Records that describe figures:
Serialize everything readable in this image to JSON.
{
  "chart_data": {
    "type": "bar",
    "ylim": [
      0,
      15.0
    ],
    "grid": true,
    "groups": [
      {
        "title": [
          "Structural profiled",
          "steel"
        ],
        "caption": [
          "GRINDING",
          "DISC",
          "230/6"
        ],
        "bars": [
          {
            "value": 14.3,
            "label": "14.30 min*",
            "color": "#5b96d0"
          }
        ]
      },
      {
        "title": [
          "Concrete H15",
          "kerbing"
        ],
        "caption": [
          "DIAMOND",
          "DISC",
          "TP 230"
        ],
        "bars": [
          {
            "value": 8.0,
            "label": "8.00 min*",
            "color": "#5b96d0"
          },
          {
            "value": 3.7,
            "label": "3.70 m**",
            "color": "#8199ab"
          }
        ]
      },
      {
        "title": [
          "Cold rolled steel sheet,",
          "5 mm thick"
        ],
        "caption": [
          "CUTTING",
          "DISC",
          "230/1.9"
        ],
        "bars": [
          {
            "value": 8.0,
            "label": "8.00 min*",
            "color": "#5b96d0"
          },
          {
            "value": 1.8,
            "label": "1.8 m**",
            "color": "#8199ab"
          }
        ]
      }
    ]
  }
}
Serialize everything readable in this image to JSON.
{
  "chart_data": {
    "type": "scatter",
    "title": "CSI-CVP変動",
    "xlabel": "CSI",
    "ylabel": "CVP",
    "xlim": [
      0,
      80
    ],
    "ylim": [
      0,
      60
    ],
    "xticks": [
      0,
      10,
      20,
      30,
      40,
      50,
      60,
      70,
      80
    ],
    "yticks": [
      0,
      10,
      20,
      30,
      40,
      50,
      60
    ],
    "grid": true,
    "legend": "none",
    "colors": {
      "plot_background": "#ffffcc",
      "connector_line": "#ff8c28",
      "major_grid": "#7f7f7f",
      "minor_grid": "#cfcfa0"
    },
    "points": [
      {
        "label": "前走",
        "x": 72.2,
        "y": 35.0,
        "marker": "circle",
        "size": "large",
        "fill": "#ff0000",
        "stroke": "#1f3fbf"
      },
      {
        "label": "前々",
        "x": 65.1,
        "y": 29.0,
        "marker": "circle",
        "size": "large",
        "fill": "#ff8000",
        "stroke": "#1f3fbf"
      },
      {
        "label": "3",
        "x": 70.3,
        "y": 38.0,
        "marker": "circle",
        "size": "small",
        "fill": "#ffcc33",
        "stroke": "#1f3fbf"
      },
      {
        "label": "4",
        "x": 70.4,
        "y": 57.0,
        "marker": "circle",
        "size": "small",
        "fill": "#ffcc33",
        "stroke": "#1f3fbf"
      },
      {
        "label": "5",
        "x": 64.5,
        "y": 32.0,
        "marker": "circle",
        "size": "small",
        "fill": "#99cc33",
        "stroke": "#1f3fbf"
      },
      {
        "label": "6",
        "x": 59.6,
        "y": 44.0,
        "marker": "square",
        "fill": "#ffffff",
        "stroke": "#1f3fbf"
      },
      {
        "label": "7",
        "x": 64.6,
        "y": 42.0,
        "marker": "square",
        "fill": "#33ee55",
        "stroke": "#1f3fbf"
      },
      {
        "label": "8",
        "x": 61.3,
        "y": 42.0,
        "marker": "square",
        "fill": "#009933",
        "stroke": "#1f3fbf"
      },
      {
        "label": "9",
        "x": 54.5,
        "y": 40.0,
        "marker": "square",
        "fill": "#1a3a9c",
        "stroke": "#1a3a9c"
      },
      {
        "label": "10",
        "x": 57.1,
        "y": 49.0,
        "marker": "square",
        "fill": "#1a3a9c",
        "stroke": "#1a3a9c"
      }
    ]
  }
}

Short task: Give a word-for-word copy of the records.

Solution for this task:
Serialize everything readable in this image to JSON.
{
  "chart_data": {
    "type": "bar",
    "ylim": [
      0,
      15.0
    ],
    "grid": true,
    "groups": [
      {
        "title": [
          "Structural profiled",
          "steel"
        ],
        "caption": [
          "GRINDING",
          "DISC",
          "230/6"
        ],
        "bars": [
          {
            "value": 14.3,
            "label": "14.30 min*",
            "color": "#5b96d0"
          }
        ]
      },
      {
        "title": [
          "Concrete H15",
          "kerbing"
        ],
        "caption": [
          "DIAMOND",
          "DISC",
          "TP 230"
        ],
        "bars": [
          {
            "value": 8.0,
            "label": "8.00 min*",
            "color": "#5b96d0"
          },
          {
            "value": 3.7,
            "label": "3.70 m**",
            "color": "#8199ab"
          }
        ]
      },
      {
        "title": [
          "Cold rolled steel sheet,",
          "5 mm thick"
        ],
        "caption": [
          "CUTTING",
          "DISC",
          "230/1.9"
        ],
        "bars": [
          {
            "value": 8.0,
            "label": "8.00 min*",
            "color": "#5b96d0"
          },
          {
            "value": 1.8,
            "label": "1.8 m**",
            "color": "#8199ab"
          }
        ]
      }
    ]
  }
}
Serialize everything readable in this image to JSON.
{
  "chart_data": {
    "type": "scatter",
    "title": "CSI-CVP変動",
    "xlabel": "CSI",
    "ylabel": "CVP",
    "xlim": [
      0,
      80
    ],
    "ylim": [
      0,
      60
    ],
    "xticks": [
      0,
      10,
      20,
      30,
      40,
      50,
      60,
      70,
      80
    ],
    "yticks": [
      0,
      10,
      20,
      30,
      40,
      50,
      60
    ],
    "grid": true,
    "legend": "none",
    "colors": {
      "plot_background": "#ffffcc",
      "connector_line": "#ff8c28",
      "major_grid": "#7f7f7f",
      "minor_grid": "#cfcfa0"
    },
    "points": [
      {
        "label": "前走",
        "x": 72.2,
        "y": 35.0,
        "marker": "circle",
        "size": "large",
        "fill": "#ff0000",
        "stroke": "#1f3fbf"
      },
      {
        "label": "前々",
        "x": 65.1,
        "y": 29.0,
        "marker": "circle",
        "size": "large",
        "fill": "#ff8000",
        "stroke": "#1f3fbf"
      },
      {
        "label": "3",
        "x": 70.3,
        "y": 38.0,
        "marker": "circle",
        "size": "small",
        "fill": "#ffcc33",
        "stroke": "#1f3fbf"
      },
      {
        "label": "4",
        "x": 70.4,
        "y": 57.0,
        "marker": "circle",
        "size": "small",
        "fill": "#ffcc33",
        "stroke": "#1f3fbf"
      },
      {
        "label": "5",
        "x": 64.5,
        "y": 32.0,
        "marker": "circle",
        "size": "small",
        "fill": "#99cc33",
        "stroke": "#1f3fbf"
      },
      {
        "label": "6",
        "x": 59.6,
        "y": 44.0,
        "marker": "square",
        "fill": "#ffffff",
        "stroke": "#1f3fbf"
      },
      {
        "label": "7",
        "x": 64.6,
        "y": 42.0,
        "marker": "square",
        "fill": "#33ee55",
        "stroke": "#1f3fbf"
      },
      {
        "label": "8",
        "x": 61.3,
        "y": 42.0,
        "marker": "square",
        "fill": "#009933",
        "stroke": "#1f3fbf"
      },
      {
        "label": "9",
        "x": 54.5,
        "y": 40.0,
        "marker": "square",
        "fill": "#1a3a9c",
        "stroke": "#1a3a9c"
      },
      {
        "label": "10",
        "x": 57.1,
        "y": 49.0,
        "marker": "square",
        "fill": "#1a3a9c",
        "stroke": "#1a3a9c"
      }
    ]
  }
}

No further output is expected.